# REQUIRED WORK:
Gather up the lines with the word "than" in them.

# DATA SUPPLIED:

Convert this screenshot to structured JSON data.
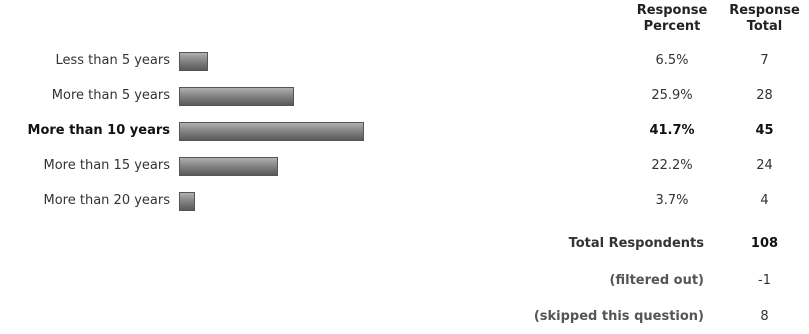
{
  "headers": {
    "percent": "Response\nPercent",
    "percent_line1": "Response",
    "percent_line2": "Percent",
    "total_line1": "Response",
    "total_line2": "Total"
  },
  "rows": [
    {
      "label": "Less than 5 years",
      "percent": "6.5%",
      "total": "7",
      "value": 6.5,
      "bold": false
    },
    {
      "label": "More than 5 years",
      "percent": "25.9%",
      "total": "28",
      "value": 25.9,
      "bold": false
    },
    {
      "label": "More than 10 years",
      "percent": "41.7%",
      "total": "45",
      "value": 41.7,
      "bold": true
    },
    {
      "label": "More than 15 years",
      "percent": "22.2%",
      "total": "24",
      "value": 22.2,
      "bold": false
    },
    {
      "label": "More than 20 years",
      "percent": "3.7%",
      "total": "4",
      "value": 3.7,
      "bold": false
    }
  ],
  "summary": [
    {
      "label": "Total Respondents",
      "value": "108",
      "bold": true
    },
    {
      "label": "(filtered out)",
      "value": "-1",
      "bold": false
    },
    {
      "label": "(skipped this question)",
      "value": "8",
      "bold": false
    }
  ],
  "chart_data": {
    "type": "bar",
    "orientation": "horizontal",
    "categories": [
      "Less than 5 years",
      "More than 5 years",
      "More than 10 years",
      "More than 15 years",
      "More than 20 years"
    ],
    "values": [
      6.5,
      25.9,
      41.7,
      22.2,
      3.7
    ],
    "totals": [
      7,
      28,
      45,
      24,
      4
    ],
    "xlim": [
      0,
      100
    ],
    "title": "",
    "xlabel": "",
    "ylabel": ""
  }
}
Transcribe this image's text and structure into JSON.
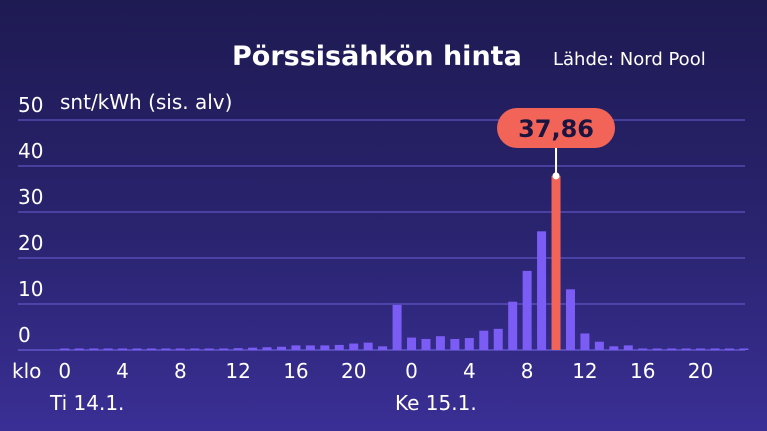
{
  "header": {
    "title": "Pörssisähkön hinta",
    "source": "Lähde: Nord Pool"
  },
  "colors": {
    "bar": "#7b5cf5",
    "highlight": "#f26457",
    "grid": "#6a5fd6",
    "text": "#ffffff"
  },
  "chart_data": {
    "type": "bar",
    "ylabel": "snt/kWh (sis. alv)",
    "ylim": [
      0,
      50
    ],
    "yticks": [
      "0",
      "10",
      "20",
      "30",
      "40",
      "50"
    ],
    "x_prefix": "klo",
    "xtick_labels": [
      "0",
      "4",
      "8",
      "12",
      "16",
      "20",
      "0",
      "4",
      "8",
      "12",
      "16",
      "20"
    ],
    "date_labels": [
      "Ti 14.1.",
      "Ke 15.1."
    ],
    "categories": [
      "14.1. 00",
      "14.1. 01",
      "14.1. 02",
      "14.1. 03",
      "14.1. 04",
      "14.1. 05",
      "14.1. 06",
      "14.1. 07",
      "14.1. 08",
      "14.1. 09",
      "14.1. 10",
      "14.1. 11",
      "14.1. 12",
      "14.1. 13",
      "14.1. 14",
      "14.1. 15",
      "14.1. 16",
      "14.1. 17",
      "14.1. 18",
      "14.1. 19",
      "14.1. 20",
      "14.1. 21",
      "14.1. 22",
      "14.1. 23",
      "15.1. 00",
      "15.1. 01",
      "15.1. 02",
      "15.1. 03",
      "15.1. 04",
      "15.1. 05",
      "15.1. 06",
      "15.1. 07",
      "15.1. 08",
      "15.1. 09",
      "15.1. 10",
      "15.1. 11",
      "15.1. 12",
      "15.1. 13",
      "15.1. 14",
      "15.1. 15",
      "15.1. 16",
      "15.1. 17",
      "15.1. 18",
      "15.1. 19",
      "15.1. 20",
      "15.1. 21",
      "15.1. 22",
      "15.1. 23"
    ],
    "values": [
      0,
      0,
      0,
      0,
      0,
      0.2,
      0.2,
      0.2,
      0.3,
      0.3,
      0.3,
      0.3,
      0.4,
      0.5,
      0.6,
      0.7,
      1.0,
      1.0,
      1.0,
      1.1,
      1.4,
      1.6,
      0.8,
      9.8,
      2.7,
      2.4,
      3.0,
      2.4,
      2.6,
      4.2,
      4.6,
      10.5,
      17.2,
      25.8,
      37.86,
      13.2,
      3.6,
      1.8,
      0.8,
      1.0,
      0.2,
      0.2,
      0.2,
      0.2,
      0.2,
      0.2,
      0.2,
      0.2
    ],
    "highlight_index": 34,
    "highlight_label": "37,86"
  }
}
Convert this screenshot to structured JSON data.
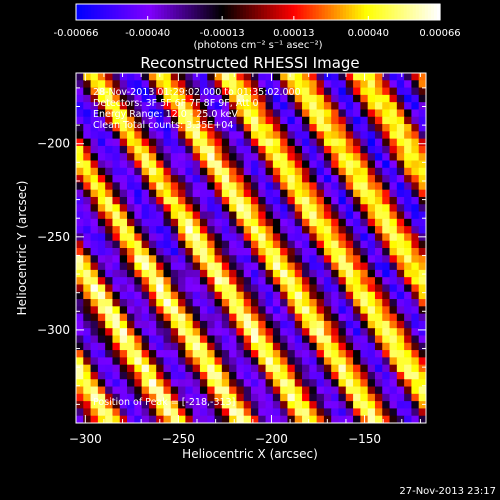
{
  "colorbar": {
    "tick_labels": [
      "-0.00066",
      "-0.00040",
      "-0.00013",
      "0.00013",
      "0.00040",
      "0.00066"
    ],
    "tick_values": [
      -0.00066,
      -0.0004,
      -0.00013,
      0.00013,
      0.0004,
      0.00066
    ],
    "range": [
      -0.00066,
      0.00066
    ],
    "units": "(photons cm⁻² s⁻¹ asec⁻²)",
    "colors": [
      "#0000ff",
      "#7f00ff",
      "#000000",
      "#ff0000",
      "#ffff00",
      "#ffffff"
    ]
  },
  "chart_data": {
    "type": "heatmap",
    "title": "Reconstructed RHESSI Image",
    "xlabel": "Heliocentric X (arcsec)",
    "ylabel": "Heliocentric Y (arcsec)",
    "xlim": [
      -305,
      -117
    ],
    "ylim": [
      -350,
      -162
    ],
    "xticks": [
      -300,
      -250,
      -200,
      -150
    ],
    "yticks": [
      -200,
      -250,
      -300
    ],
    "xtick_labels": [
      "−300",
      "−250",
      "−200",
      "−150"
    ],
    "ytick_labels": [
      "−200",
      "−250",
      "−300"
    ],
    "pattern": "diagonal fringes",
    "annotations": [
      "28-Nov-2013 01:29:02.000 to 01:35:02.000",
      "Detectors: 3F 5F 6F 7F 8F 9F, Att 0",
      "Energy Range: 12.0 - 25.0 keV",
      "Clean     Total counts: 3.35E+04"
    ],
    "peak_label": "Position of Peak = [-218,-313]"
  },
  "footer": {
    "timestamp": "27-Nov-2013 23:17"
  }
}
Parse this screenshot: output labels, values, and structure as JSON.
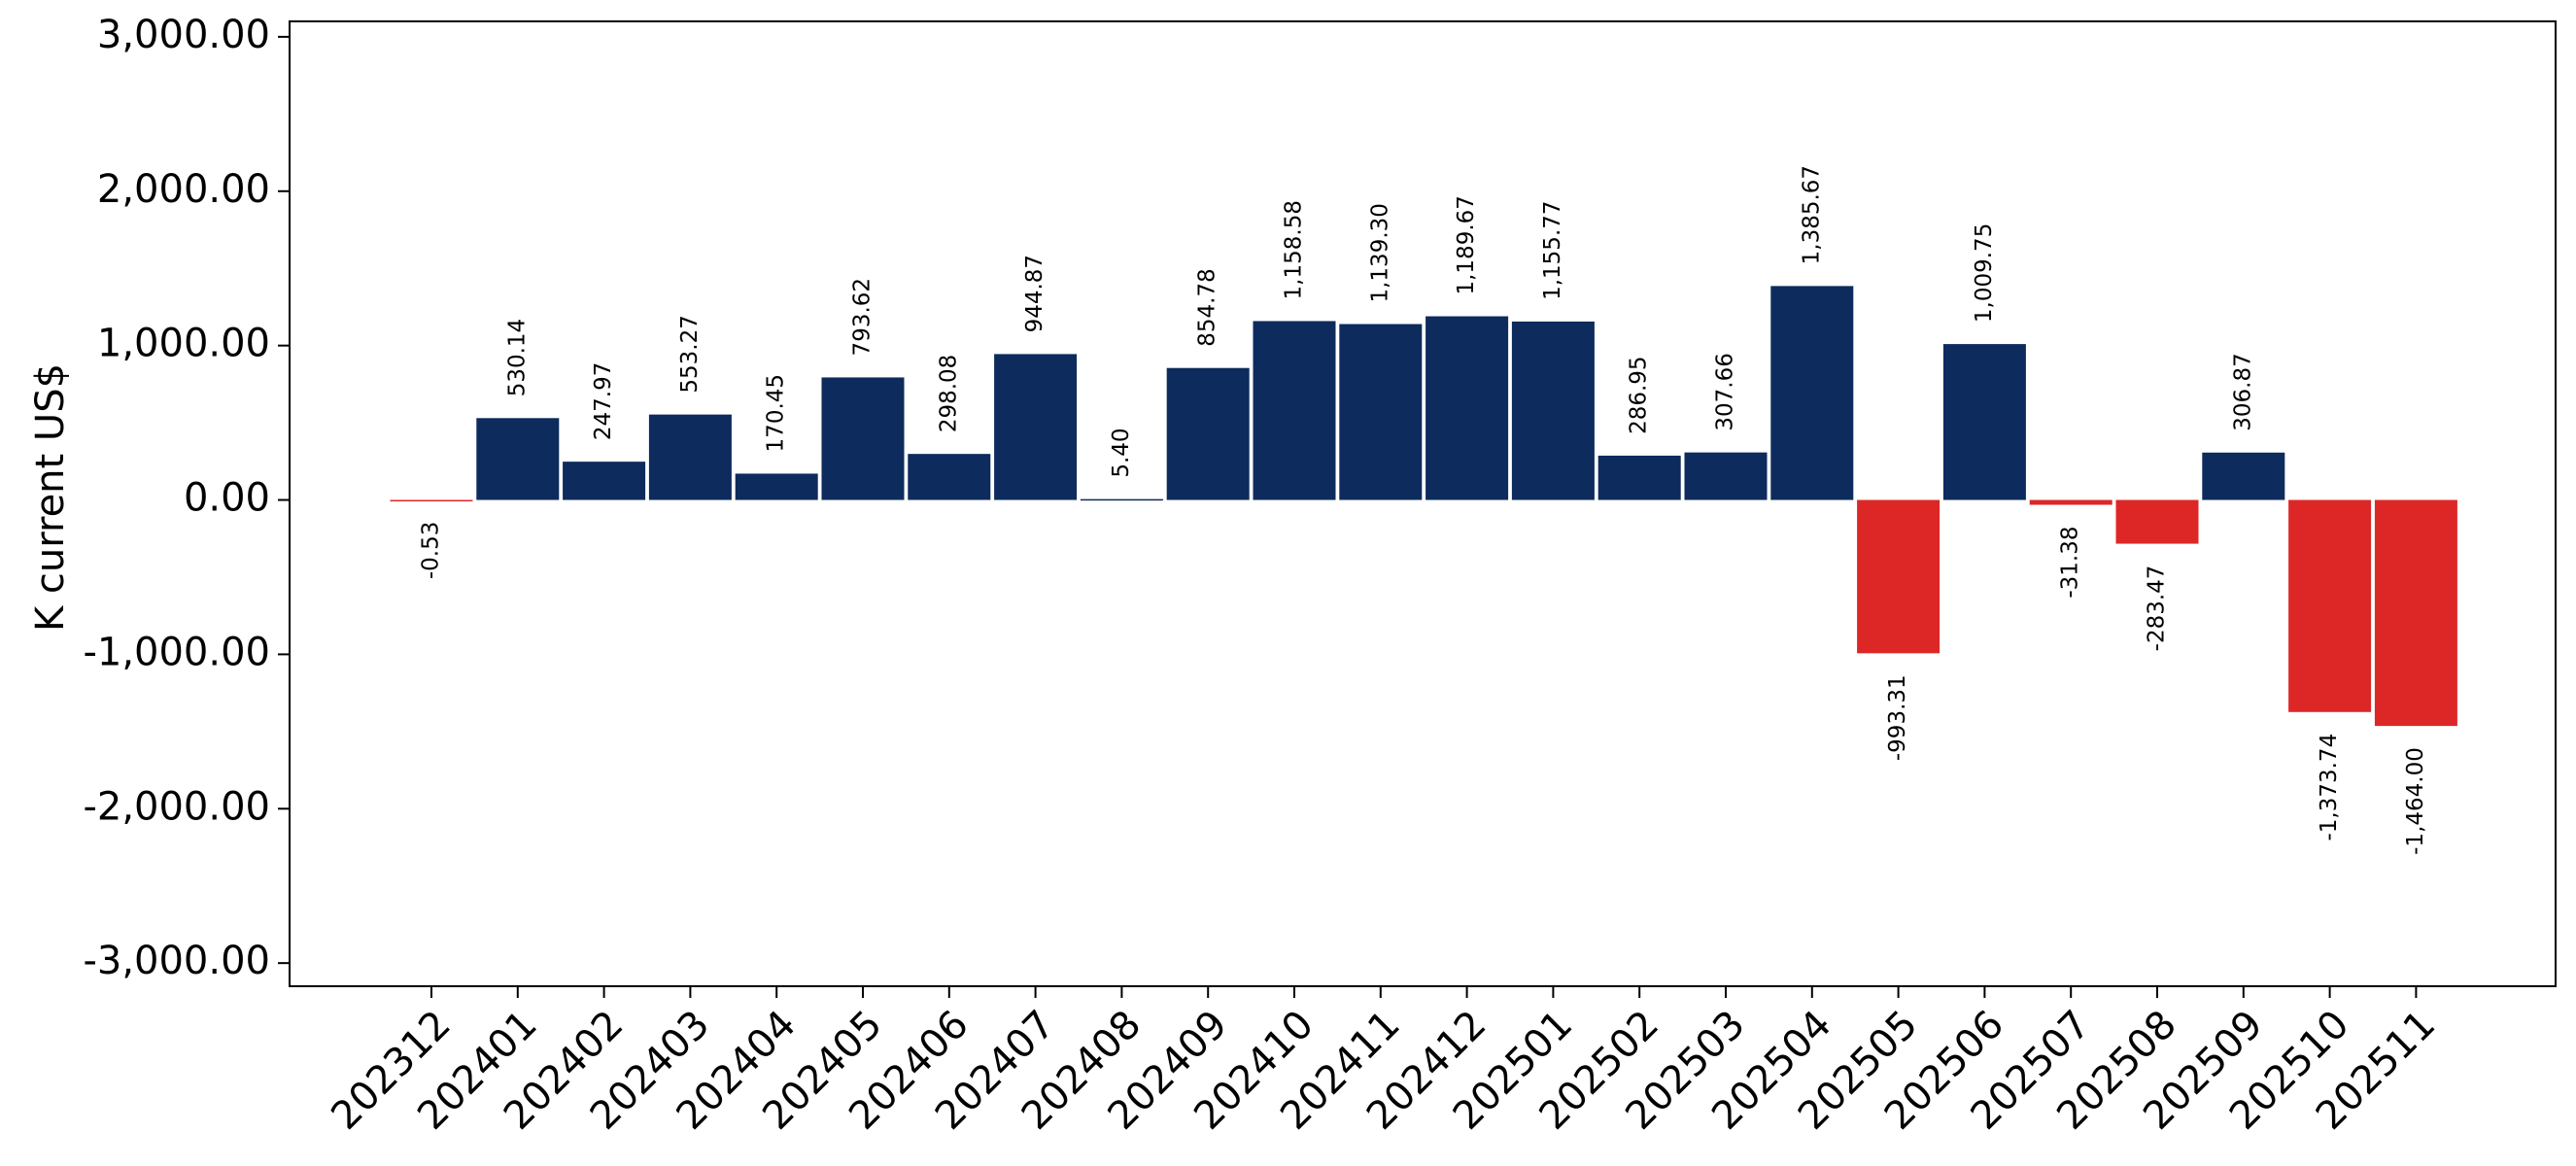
{
  "chart_data": {
    "type": "bar",
    "title": "",
    "xlabel": "",
    "ylabel": "K current US$",
    "ylim": [
      -3150,
      3100
    ],
    "yticks": [
      3000,
      2000,
      1000,
      0,
      -1000,
      -2000,
      -3000
    ],
    "ytick_labels": [
      "3,000.00",
      "2,000.00",
      "1,000.00",
      "0.00",
      "-1,000.00",
      "-2,000.00",
      "-3,000.00"
    ],
    "grid": false,
    "legend": "none",
    "colors": {
      "positive": "#0d2b5c",
      "negative": "#dd2727"
    },
    "categories": [
      "202312",
      "202401",
      "202402",
      "202403",
      "202404",
      "202405",
      "202406",
      "202407",
      "202408",
      "202409",
      "202410",
      "202411",
      "202412",
      "202501",
      "202502",
      "202503",
      "202504",
      "202505",
      "202506",
      "202507",
      "202508",
      "202509",
      "202510",
      "202511"
    ],
    "values": [
      -0.53,
      530.14,
      247.97,
      553.27,
      170.45,
      793.62,
      298.08,
      944.87,
      5.4,
      854.78,
      1158.58,
      1139.3,
      1189.67,
      1155.77,
      286.95,
      307.66,
      1385.67,
      -993.31,
      1009.75,
      -31.38,
      -283.47,
      306.87,
      -1373.74,
      -1464.0
    ],
    "data_labels": [
      "-0.53",
      "530.14",
      "247.97",
      "553.27",
      "170.45",
      "793.62",
      "298.08",
      "944.87",
      "5.40",
      "854.78",
      "1,158.58",
      "1,139.30",
      "1,189.67",
      "1,155.77",
      "286.95",
      "307.66",
      "1,385.67",
      "-993.31",
      "1,009.75",
      "-31.38",
      "-283.47",
      "306.87",
      "-1,373.74",
      "-1,464.00"
    ]
  }
}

# SOLUTION:
      "label": "Less than 5 years",
      "label": "More than 5 years",
      "label": "More than 10 years",
      "label": "More than 15 years",
      "label": "More than 20 years",
      "Less than 5 years",
      "More than 5 years",
      "More than 10 years",
      "More than 15 years",
      "More than 20 years"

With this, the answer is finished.